**THE REQUEST**:
Search the material for "grid" and show all lines that contain it.

## begin RECORDED DATA

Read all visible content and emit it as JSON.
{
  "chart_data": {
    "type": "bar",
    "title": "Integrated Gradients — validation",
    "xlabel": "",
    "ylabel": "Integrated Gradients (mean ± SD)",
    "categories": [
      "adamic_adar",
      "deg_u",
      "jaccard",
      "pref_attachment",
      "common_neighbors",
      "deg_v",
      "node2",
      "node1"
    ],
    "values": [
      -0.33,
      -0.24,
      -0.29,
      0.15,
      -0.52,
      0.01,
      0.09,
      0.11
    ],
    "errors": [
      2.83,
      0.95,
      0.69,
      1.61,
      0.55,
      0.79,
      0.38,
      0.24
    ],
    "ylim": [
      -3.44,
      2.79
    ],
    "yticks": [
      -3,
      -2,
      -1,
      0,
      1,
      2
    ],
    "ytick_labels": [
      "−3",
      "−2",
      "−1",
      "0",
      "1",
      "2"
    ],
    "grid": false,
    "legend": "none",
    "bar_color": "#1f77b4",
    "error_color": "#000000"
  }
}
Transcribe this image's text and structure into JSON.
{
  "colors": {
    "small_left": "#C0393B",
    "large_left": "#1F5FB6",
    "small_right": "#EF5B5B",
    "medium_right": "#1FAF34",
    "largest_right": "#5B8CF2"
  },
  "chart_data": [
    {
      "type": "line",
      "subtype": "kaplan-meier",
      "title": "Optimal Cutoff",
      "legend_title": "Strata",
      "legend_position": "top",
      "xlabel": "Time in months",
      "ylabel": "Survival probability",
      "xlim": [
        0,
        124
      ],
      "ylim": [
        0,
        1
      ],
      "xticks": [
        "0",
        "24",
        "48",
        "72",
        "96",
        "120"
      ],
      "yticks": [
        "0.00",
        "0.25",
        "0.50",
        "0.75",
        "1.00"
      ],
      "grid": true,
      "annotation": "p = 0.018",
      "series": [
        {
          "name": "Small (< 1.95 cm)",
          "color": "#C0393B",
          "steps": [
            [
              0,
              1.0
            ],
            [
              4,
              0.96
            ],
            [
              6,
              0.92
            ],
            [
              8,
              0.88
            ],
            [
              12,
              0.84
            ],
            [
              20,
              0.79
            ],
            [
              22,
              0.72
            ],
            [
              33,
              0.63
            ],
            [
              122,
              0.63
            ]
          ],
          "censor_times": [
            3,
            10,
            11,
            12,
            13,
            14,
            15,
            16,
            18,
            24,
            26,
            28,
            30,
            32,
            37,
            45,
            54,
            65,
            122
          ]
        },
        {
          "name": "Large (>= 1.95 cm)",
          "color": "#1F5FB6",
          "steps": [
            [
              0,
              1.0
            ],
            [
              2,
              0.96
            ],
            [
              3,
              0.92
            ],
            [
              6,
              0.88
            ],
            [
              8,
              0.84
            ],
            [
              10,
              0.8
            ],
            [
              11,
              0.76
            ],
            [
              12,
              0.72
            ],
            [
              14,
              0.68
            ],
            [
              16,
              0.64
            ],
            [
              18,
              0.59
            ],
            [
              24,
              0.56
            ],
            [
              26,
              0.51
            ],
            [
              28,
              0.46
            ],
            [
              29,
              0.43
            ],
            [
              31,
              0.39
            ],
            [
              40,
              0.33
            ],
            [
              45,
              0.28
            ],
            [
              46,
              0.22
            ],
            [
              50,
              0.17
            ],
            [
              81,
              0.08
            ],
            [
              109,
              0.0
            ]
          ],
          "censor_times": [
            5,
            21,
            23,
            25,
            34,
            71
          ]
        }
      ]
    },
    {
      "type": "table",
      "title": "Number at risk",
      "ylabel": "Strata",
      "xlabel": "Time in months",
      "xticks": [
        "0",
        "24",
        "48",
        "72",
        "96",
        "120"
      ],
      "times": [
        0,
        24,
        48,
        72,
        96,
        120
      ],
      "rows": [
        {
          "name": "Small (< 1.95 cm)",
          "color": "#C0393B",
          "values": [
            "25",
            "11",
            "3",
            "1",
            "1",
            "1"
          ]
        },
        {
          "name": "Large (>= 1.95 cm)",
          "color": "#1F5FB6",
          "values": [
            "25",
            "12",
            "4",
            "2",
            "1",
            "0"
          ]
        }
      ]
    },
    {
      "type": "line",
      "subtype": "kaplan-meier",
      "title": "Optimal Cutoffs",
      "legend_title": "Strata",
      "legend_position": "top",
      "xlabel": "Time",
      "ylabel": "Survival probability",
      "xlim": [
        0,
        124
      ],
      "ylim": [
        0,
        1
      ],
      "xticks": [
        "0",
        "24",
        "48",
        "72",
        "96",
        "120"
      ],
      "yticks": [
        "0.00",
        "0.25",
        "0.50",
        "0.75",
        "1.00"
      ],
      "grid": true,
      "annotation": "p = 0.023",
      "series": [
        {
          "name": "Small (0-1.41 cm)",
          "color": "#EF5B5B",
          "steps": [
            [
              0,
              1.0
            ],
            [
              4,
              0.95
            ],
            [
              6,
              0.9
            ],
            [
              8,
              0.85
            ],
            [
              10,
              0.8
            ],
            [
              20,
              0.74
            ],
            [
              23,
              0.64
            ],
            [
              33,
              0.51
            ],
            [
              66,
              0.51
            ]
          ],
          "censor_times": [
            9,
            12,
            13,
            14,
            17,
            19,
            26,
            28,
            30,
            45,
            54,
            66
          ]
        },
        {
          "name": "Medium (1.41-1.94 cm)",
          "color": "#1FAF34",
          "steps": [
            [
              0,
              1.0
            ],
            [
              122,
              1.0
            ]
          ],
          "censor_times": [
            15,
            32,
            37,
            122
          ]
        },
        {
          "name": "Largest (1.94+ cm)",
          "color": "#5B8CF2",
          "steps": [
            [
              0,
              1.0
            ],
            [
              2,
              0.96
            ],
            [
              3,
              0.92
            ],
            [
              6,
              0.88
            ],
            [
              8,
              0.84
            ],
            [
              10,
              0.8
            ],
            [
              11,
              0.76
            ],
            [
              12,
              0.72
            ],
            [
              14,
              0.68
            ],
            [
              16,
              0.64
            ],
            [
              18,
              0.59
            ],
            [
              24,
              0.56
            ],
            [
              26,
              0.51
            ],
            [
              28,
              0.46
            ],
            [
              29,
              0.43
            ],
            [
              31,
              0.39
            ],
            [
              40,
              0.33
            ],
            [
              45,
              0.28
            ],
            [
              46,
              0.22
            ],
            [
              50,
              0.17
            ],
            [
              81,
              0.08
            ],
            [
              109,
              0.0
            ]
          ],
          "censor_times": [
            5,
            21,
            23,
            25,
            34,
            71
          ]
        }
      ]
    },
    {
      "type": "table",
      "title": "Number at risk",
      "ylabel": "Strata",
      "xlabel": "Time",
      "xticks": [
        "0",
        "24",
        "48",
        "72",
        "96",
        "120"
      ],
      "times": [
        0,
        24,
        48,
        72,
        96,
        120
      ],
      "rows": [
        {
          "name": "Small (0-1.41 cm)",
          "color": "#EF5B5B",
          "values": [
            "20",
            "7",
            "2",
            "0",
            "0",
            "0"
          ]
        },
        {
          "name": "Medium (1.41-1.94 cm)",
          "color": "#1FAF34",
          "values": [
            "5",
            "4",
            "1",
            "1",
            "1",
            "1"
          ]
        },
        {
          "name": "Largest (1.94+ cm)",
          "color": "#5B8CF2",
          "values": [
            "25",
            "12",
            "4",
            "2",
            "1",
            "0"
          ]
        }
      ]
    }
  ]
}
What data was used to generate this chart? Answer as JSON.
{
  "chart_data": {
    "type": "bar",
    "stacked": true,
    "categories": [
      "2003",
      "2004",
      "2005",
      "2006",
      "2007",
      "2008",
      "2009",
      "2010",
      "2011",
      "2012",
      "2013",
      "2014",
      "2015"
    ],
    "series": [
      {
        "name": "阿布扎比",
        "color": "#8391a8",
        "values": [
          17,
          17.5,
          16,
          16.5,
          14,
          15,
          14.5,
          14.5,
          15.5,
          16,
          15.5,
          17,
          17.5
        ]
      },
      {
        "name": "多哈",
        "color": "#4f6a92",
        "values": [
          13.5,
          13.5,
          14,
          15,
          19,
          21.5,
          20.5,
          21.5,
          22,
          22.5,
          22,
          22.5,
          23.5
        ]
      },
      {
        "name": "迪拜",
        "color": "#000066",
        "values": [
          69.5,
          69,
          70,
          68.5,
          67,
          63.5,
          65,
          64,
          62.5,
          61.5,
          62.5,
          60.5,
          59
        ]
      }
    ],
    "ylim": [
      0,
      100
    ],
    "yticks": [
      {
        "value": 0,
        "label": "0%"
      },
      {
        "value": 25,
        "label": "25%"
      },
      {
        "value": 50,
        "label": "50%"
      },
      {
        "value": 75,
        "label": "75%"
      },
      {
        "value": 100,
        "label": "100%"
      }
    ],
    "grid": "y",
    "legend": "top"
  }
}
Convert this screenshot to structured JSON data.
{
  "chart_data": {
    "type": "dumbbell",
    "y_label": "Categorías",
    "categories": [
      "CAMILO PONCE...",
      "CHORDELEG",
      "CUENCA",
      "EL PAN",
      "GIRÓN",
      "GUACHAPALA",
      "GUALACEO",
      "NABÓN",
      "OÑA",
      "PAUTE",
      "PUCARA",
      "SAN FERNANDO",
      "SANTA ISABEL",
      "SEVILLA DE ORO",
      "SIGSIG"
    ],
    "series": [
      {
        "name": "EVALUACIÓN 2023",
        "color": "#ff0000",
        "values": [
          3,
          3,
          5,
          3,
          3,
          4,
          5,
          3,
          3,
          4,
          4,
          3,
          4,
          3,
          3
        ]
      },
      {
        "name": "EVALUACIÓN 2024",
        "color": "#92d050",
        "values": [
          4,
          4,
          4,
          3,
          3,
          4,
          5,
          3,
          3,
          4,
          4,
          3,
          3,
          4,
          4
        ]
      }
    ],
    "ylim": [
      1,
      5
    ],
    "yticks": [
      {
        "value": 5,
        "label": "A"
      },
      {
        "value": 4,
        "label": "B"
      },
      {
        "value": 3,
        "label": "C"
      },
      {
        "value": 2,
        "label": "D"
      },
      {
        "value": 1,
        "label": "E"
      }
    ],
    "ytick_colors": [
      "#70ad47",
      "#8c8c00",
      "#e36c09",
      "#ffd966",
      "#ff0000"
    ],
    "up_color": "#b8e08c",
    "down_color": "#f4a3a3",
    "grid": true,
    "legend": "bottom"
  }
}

## end RECORDED DATA

**THE REPLY**:
    "grid": false,
      "grid": true,
      "grid": true,
    "grid": "y",
    "grid": true,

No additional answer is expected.